### What you will do
Find the lines in these entries that include the word "this" and state how many there are, with no other words.

□ □ □ □

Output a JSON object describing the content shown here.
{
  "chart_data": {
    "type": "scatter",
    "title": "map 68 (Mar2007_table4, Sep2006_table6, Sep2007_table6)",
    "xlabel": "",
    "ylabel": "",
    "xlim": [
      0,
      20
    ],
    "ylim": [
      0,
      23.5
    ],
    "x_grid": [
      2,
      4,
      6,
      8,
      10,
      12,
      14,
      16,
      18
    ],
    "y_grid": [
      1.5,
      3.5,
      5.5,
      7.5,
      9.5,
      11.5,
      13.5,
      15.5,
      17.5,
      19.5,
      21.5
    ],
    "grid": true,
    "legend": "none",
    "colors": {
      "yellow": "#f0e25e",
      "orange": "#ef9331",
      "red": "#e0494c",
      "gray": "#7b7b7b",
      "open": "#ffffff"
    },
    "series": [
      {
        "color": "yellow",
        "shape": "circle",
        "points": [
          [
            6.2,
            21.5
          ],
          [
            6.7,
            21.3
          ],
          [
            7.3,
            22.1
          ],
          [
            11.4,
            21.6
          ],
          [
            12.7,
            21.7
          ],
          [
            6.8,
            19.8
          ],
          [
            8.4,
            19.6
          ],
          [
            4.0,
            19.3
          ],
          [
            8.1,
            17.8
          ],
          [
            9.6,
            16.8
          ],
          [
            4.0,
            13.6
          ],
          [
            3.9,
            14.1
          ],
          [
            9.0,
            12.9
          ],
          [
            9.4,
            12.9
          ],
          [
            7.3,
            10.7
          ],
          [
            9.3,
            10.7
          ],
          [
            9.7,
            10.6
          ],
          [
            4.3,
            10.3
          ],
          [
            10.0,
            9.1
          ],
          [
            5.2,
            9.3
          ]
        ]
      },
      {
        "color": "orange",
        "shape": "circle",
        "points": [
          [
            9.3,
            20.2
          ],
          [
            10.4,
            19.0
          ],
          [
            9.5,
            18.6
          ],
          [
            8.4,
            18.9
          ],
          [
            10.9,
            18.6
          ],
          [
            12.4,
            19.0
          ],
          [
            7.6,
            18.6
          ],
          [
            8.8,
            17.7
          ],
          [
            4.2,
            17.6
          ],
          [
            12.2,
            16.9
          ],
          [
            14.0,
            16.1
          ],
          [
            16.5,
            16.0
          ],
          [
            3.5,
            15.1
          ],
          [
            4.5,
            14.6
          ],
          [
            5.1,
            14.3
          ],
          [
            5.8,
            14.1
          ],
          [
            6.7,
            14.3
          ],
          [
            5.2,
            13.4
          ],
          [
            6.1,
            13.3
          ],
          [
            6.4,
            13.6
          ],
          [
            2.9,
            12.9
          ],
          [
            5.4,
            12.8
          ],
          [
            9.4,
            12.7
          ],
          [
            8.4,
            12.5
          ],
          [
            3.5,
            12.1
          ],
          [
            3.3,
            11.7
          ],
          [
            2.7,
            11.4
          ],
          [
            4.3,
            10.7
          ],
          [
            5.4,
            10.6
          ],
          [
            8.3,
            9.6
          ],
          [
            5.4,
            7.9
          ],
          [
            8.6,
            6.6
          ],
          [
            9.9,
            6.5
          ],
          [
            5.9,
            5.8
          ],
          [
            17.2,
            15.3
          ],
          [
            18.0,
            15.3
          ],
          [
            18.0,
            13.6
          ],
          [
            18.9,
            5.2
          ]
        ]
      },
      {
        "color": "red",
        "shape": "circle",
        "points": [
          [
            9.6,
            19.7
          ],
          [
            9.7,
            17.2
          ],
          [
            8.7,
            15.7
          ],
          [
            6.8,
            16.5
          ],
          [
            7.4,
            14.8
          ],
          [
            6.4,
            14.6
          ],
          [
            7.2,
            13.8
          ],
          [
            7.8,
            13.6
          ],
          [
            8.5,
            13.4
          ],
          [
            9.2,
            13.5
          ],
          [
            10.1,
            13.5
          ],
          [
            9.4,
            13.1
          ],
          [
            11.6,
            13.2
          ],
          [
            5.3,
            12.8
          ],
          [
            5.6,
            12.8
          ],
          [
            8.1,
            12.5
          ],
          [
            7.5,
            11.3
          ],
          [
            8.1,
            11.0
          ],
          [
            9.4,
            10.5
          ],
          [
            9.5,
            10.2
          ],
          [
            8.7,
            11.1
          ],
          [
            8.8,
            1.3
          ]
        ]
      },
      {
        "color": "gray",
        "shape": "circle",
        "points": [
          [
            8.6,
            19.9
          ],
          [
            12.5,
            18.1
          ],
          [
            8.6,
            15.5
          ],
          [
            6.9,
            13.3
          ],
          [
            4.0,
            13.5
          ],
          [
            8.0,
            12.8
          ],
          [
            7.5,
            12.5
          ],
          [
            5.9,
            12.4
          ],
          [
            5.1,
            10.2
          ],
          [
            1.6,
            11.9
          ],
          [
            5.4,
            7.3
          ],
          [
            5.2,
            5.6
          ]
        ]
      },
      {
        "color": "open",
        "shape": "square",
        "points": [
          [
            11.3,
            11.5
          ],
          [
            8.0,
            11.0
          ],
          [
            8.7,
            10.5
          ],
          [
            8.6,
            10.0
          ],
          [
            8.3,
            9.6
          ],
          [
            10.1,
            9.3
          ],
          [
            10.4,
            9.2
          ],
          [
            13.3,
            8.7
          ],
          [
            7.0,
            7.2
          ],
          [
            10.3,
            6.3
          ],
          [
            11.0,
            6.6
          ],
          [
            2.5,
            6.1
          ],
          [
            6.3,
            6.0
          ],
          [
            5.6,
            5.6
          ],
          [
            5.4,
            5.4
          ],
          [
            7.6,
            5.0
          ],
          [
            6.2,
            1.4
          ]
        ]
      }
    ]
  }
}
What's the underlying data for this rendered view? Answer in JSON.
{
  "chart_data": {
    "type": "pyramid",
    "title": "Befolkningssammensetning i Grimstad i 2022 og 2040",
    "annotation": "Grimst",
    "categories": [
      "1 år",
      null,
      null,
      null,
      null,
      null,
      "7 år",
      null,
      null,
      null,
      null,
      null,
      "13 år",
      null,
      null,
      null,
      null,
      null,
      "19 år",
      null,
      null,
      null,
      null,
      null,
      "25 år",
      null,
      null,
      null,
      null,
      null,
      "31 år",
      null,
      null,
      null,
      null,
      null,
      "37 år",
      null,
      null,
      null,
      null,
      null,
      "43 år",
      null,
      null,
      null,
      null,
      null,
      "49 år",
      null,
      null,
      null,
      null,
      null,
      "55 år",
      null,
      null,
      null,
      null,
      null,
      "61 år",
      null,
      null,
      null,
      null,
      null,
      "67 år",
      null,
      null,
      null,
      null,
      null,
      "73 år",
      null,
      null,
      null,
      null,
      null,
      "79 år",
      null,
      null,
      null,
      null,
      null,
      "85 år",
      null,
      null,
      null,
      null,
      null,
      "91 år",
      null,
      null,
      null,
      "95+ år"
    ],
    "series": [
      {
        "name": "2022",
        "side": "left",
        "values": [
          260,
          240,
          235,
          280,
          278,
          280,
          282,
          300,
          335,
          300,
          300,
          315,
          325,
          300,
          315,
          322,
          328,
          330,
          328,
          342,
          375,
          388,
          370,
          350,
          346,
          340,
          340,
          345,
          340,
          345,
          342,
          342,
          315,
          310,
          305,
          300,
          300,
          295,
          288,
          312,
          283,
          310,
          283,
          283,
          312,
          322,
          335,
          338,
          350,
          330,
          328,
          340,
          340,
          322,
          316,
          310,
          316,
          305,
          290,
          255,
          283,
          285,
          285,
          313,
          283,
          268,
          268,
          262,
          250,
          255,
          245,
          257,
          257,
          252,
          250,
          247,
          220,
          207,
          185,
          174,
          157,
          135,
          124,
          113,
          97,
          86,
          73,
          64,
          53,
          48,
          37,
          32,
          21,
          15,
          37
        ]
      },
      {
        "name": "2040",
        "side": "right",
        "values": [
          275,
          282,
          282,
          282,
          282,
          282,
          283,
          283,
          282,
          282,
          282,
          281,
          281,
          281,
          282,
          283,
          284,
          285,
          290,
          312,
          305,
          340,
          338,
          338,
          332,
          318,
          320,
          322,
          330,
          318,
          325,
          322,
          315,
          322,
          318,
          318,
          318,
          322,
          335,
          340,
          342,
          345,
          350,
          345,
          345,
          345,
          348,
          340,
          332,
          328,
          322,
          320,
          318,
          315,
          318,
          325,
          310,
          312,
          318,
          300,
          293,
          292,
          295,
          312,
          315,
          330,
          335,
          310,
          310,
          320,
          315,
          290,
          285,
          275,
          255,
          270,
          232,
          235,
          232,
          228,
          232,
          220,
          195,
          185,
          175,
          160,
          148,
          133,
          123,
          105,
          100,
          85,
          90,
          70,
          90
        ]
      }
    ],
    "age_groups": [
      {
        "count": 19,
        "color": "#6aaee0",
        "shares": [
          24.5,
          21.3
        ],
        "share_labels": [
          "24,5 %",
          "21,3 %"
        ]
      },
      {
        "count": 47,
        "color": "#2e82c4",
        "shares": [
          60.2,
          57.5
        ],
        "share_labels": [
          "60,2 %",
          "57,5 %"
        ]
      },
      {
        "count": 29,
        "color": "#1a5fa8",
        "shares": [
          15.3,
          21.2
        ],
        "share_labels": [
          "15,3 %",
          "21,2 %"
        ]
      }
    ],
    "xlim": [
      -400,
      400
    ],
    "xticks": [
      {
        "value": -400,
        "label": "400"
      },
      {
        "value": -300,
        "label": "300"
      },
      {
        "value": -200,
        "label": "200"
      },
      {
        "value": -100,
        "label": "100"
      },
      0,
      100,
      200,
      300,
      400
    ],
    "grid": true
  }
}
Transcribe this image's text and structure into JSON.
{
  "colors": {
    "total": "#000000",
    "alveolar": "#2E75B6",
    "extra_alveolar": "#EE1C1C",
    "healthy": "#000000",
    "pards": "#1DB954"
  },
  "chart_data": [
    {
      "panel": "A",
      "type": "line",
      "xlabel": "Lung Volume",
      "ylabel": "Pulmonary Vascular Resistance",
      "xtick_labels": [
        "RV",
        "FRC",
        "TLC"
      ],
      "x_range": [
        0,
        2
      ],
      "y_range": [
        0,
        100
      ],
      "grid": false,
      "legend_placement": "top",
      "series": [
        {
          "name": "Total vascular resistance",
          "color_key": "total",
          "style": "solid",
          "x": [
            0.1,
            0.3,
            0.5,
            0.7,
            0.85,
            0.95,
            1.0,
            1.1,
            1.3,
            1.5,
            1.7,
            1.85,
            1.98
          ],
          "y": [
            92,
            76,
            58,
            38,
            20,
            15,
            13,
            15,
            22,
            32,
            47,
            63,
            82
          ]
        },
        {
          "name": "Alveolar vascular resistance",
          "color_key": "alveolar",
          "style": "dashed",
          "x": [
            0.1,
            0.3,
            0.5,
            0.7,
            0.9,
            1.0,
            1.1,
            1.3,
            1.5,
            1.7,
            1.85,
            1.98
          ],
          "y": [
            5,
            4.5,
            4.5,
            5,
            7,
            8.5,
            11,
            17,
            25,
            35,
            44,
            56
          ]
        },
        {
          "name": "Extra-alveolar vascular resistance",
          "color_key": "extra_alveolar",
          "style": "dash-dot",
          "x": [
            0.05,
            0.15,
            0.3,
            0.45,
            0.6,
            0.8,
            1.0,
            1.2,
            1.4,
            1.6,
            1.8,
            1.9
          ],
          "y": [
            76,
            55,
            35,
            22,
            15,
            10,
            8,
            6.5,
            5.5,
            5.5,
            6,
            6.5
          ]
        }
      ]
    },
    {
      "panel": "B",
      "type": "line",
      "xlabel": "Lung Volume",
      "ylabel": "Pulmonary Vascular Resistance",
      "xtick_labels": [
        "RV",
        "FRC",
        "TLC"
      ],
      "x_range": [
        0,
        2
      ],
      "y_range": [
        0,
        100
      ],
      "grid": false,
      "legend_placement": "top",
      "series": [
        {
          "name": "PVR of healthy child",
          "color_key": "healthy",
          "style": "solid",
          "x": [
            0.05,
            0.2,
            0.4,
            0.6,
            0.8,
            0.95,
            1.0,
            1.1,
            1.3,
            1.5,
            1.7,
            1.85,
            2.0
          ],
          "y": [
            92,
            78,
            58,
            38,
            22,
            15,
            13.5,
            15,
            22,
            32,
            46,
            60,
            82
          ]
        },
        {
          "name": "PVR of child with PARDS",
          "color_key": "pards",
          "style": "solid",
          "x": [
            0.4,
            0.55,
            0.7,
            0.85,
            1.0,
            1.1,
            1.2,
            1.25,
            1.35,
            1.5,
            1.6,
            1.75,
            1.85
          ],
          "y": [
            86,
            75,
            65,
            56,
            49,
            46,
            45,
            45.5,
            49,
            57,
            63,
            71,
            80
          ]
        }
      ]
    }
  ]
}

□ □ □ □

### Output of the exercise
2